Problem requirements
Reproduce verbatim the lines of the material below, everything from the line containing "chart-title: Mean predictions plus" down to the line containing "std-band [203, 167, 664, 365]", with both of those lines included.

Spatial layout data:
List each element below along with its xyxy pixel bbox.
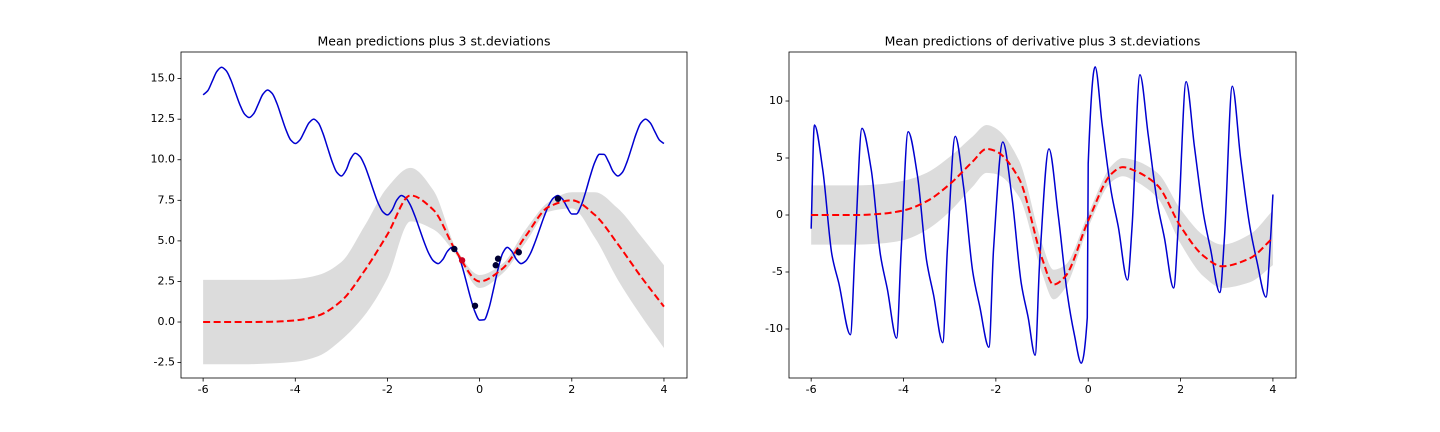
chart-title: Mean predictions plus 3 st.deviations [318, 34, 551, 49]
y-tick-label: 10 [769, 94, 783, 107]
y-tick-label: 2.5 [158, 274, 176, 287]
y-tick-label: -2.5 [154, 356, 175, 369]
x-tick-label: -2 [990, 383, 1001, 396]
y-tick-label: 12.5 [151, 112, 176, 125]
x-tick-label: 4 [660, 383, 667, 396]
mean-line [811, 147, 1274, 286]
data-point [471, 302, 479, 309]
true-line [202, 66, 665, 321]
y-tick-label: 7.5 [158, 193, 176, 206]
subplot: Mean predictions of derivative plus 3 st… [765, 34, 1297, 396]
subplot: Mean predictions plus 3 st.deviations -6 -… [151, 34, 688, 396]
y-tick-label: 15.0 [151, 72, 176, 85]
x-tick-label: -6 [198, 383, 209, 396]
data-point [492, 262, 499, 269]
mean-line [203, 194, 665, 324]
data-point [458, 257, 466, 264]
chart-title: Mean predictions of derivative plus 3 st… [885, 34, 1201, 49]
x-tick-label: -4 [898, 383, 909, 396]
plot-frame [180, 51, 688, 379]
std-band [203, 167, 664, 365]
y-tick-label: -5 [772, 265, 783, 278]
y-tick-label: 0 [776, 208, 783, 221]
x-tick-label: 0 [1085, 383, 1092, 396]
y-tick-label: -10 [765, 322, 783, 335]
x-tick-label: 2 [1177, 383, 1184, 396]
x-tick-label: 0 [476, 383, 483, 396]
data-point [554, 195, 562, 202]
data-point [494, 255, 502, 262]
x-tick-label: -6 [806, 383, 817, 396]
x-tick-label: 2 [568, 383, 575, 396]
true-line [810, 66, 1274, 364]
data-point [451, 245, 458, 253]
x-tick-label: -4 [290, 383, 301, 396]
y-tick-label: 5.0 [158, 234, 176, 247]
y-tick-label: 0.0 [158, 315, 176, 328]
x-tick-label: 4 [1269, 383, 1276, 396]
x-tick-label: -2 [382, 383, 393, 396]
data-point [515, 249, 522, 256]
y-tick-label: 5 [776, 151, 783, 164]
y-tick-label: 10.0 [151, 153, 176, 166]
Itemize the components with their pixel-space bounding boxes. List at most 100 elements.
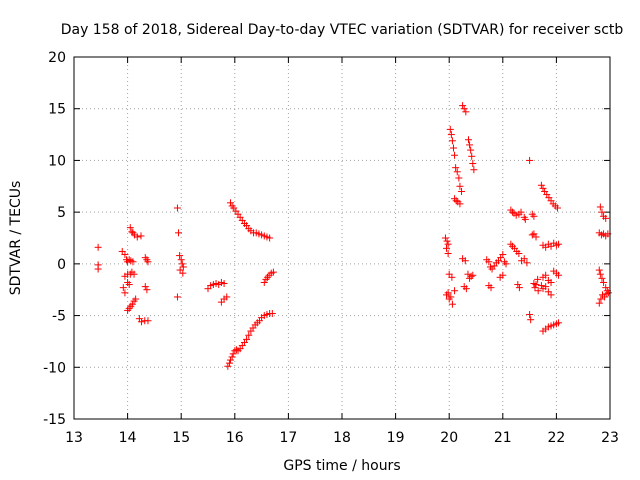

Result below
chart-title: Mean predictions plus 3 st.deviations [318, 34, 551, 49]
y-tick-label: 10 [769, 94, 783, 107]
y-tick-label: 2.5 [158, 274, 176, 287]
y-tick-label: -2.5 [154, 356, 175, 369]
x-tick-label: -2 [990, 383, 1001, 396]
y-tick-label: 12.5 [151, 112, 176, 125]
x-tick-label: 4 [660, 383, 667, 396]
mean-line [811, 147, 1274, 286]
data-point [471, 302, 479, 309]
true-line [202, 66, 665, 321]
y-tick-label: 7.5 [158, 193, 176, 206]
subplot: Mean predictions of derivative plus 3 st… [765, 34, 1297, 396]
subplot: Mean predictions plus 3 st.deviations -6 -… [151, 34, 688, 396]
y-tick-label: 15.0 [151, 72, 176, 85]
x-tick-label: -6 [198, 383, 209, 396]
data-point [492, 262, 499, 269]
mean-line [203, 194, 665, 324]
data-point [458, 257, 466, 264]
chart-title: Mean predictions of derivative plus 3 st… [885, 34, 1201, 49]
x-tick-label: -4 [898, 383, 909, 396]
plot-frame [180, 51, 688, 379]
std-band [203, 167, 664, 365]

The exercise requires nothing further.